| Goal |
Copy out each line of the material below with no changes.

## start

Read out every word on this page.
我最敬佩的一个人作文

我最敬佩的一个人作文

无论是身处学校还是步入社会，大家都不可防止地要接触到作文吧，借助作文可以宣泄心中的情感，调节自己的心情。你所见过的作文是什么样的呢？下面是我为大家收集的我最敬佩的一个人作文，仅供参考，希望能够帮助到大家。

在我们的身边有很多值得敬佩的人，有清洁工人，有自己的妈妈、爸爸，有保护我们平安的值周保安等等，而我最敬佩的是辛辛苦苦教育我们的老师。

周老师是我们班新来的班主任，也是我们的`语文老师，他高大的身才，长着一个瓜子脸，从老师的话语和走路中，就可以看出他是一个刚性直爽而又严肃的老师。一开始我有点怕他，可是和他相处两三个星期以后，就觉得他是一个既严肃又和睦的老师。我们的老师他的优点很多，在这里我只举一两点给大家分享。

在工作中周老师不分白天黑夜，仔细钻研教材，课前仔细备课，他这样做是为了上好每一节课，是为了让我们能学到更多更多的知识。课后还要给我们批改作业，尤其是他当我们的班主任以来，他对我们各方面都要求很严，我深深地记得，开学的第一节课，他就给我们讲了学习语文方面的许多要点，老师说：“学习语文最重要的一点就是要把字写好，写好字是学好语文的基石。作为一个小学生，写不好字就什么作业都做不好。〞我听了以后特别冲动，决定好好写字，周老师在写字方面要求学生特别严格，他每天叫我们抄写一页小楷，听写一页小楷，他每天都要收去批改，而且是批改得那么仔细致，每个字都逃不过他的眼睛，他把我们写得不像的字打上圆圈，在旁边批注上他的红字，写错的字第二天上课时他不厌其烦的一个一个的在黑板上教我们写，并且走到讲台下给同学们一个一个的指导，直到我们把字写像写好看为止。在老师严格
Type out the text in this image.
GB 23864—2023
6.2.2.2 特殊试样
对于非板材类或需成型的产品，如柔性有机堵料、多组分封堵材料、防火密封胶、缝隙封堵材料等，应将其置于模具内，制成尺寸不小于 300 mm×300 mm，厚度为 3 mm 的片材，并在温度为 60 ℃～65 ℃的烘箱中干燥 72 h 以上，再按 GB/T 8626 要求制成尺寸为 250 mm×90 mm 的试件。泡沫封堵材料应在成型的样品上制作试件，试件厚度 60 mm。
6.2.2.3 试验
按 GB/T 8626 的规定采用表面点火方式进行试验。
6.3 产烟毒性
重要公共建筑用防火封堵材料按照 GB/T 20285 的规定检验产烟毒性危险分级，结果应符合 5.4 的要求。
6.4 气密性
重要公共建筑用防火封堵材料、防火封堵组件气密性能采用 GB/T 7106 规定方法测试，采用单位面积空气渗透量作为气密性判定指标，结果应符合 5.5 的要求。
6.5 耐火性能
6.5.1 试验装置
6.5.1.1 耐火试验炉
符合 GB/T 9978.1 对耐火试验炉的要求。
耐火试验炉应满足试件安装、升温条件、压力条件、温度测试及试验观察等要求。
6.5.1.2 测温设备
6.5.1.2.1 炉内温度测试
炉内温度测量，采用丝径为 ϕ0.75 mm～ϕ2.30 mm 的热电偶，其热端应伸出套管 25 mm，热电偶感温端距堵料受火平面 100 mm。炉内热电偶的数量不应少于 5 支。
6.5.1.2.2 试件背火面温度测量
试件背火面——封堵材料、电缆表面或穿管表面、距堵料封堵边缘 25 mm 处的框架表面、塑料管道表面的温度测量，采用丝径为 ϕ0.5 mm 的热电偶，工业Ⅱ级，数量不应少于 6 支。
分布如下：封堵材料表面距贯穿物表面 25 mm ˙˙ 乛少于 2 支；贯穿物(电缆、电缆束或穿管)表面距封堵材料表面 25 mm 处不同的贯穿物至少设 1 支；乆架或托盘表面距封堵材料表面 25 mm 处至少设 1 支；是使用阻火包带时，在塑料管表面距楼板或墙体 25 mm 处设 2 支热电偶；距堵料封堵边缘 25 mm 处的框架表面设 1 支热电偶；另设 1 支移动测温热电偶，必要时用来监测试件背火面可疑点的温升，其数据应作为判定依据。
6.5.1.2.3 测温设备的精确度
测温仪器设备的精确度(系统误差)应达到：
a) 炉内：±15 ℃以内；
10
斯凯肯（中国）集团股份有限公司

## end

| Response to this task |
Read out every word on this page.
我最敬佩的一个人作文

我最敬佩的一个人作文

无论是身处学校还是步入社会，大家都不可防止地要接触到作文吧，借助作文可以宣泄心中的情感，调节自己的心情。你所见过的作文是什么样的呢？下面是我为大家收集的我最敬佩的一个人作文，仅供参考，希望能够帮助到大家。

在我们的身边有很多值得敬佩的人，有清洁工人，有自己的妈妈、爸爸，有保护我们平安的值周保安等等，而我最敬佩的是辛辛苦苦教育我们的老师。

周老师是我们班新来的班主任，也是我们的`语文老师，他高大的身才，长着一个瓜子脸，从老师的话语和走路中，就可以看出他是一个刚性直爽而又严肃的老师。一开始我有点怕他，可是和他相处两三个星期以后，就觉得他是一个既严肃又和睦的老师。我们的老师他的优点很多，在这里我只举一两点给大家分享。

在工作中周老师不分白天黑夜，仔细钻研教材，课前仔细备课，他这样做是为了上好每一节课，是为了让我们能学到更多更多的知识。课后还要给我们批改作业，尤其是他当我们的班主任以来，他对我们各方面都要求很严，我深深地记得，开学的第一节课，他就给我们讲了学习语文方面的许多要点，老师说：“学习语文最重要的一点就是要把字写好，写好字是学好语文的基石。作为一个小学生，写不好字就什么作业都做不好。〞我听了以后特别冲动，决定好好写字，周老师在写字方面要求学生特别严格，他每天叫我们抄写一页小楷，听写一页小楷，他每天都要收去批改，而且是批改得那么仔细致，每个字都逃不过他的眼睛，他把我们写得不像的字打上圆圈，在旁边批注上他的红字，写错的字第二天上课时他不厌其烦的一个一个的在黑板上教我们写，并且走到讲台下给同学们一个一个的指导，直到我们把字写像写好看为止。在老师严格
Type out the text in this image.
GB 23864—2023
6.2.2.2 特殊试样
对于非板材类或需成型的产品，如柔性有机堵料、多组分封堵材料、防火密封胶、缝隙封堵材料等，应将其置于模具内，制成尺寸不小于 300 mm×300 mm，厚度为 3 mm 的片材，并在温度为 60 ℃～65 ℃的烘箱中干燥 72 h 以上，再按 GB/T 8626 要求制成尺寸为 250 mm×90 mm 的试件。泡沫封堵材料应在成型的样品上制作试件，试件厚度 60 mm。
6.2.2.3 试验
按 GB/T 8626 的规定采用表面点火方式进行试验。
6.3 产烟毒性
重要公共建筑用防火封堵材料按照 GB/T 20285 的规定检验产烟毒性危险分级，结果应符合 5.4 的要求。
6.4 气密性
重要公共建筑用防火封堵材料、防火封堵组件气密性能采用 GB/T 7106 规定方法测试，采用单位面积空气渗透量作为气密性判定指标，结果应符合 5.5 的要求。
6.5 耐火性能
6.5.1 试验装置
6.5.1.1 耐火试验炉
符合 GB/T 9978.1 对耐火试验炉的要求。
耐火试验炉应满足试件安装、升温条件、压力条件、温度测试及试验观察等要求。
6.5.1.2 测温设备
6.5.1.2.1 炉内温度测试
炉内温度测量，采用丝径为 ϕ0.75 mm～ϕ2.30 mm 的热电偶，其热端应伸出套管 25 mm，热电偶感温端距堵料受火平面 100 mm。炉内热电偶的数量不应少于 5 支。
6.5.1.2.2 试件背火面温度测量
试件背火面——封堵材料、电缆表面或穿管表面、距堵料封堵边缘 25 mm 处的框架表面、塑料管道表面的温度测量，采用丝径为 ϕ0.5 mm 的热电偶，工业Ⅱ级，数量不应少于 6 支。
分布如下：封堵材料表面距贯穿物表面 25 mm ˙˙ 乛少于 2 支；贯穿物(电缆、电缆束或穿管)表面距封堵材料表面 25 mm 处不同的贯穿物至少设 1 支；乆架或托盘表面距封堵材料表面 25 mm 处至少设 1 支；是使用阻火包带时，在塑料管表面距楼板或墙体 25 mm 处设 2 支热电偶；距堵料封堵边缘 25 mm 处的框架表面设 1 支热电偶；另设 1 支移动测温热电偶，必要时用来监测试件背火面可疑点的温升，其数据应作为判定依据。
6.5.1.2.3 测温设备的精确度
测温仪器设备的精确度(系统误差)应达到：
a) 炉内：±15 ℃以内；
10
斯凯肯（中国）集团股份有限公司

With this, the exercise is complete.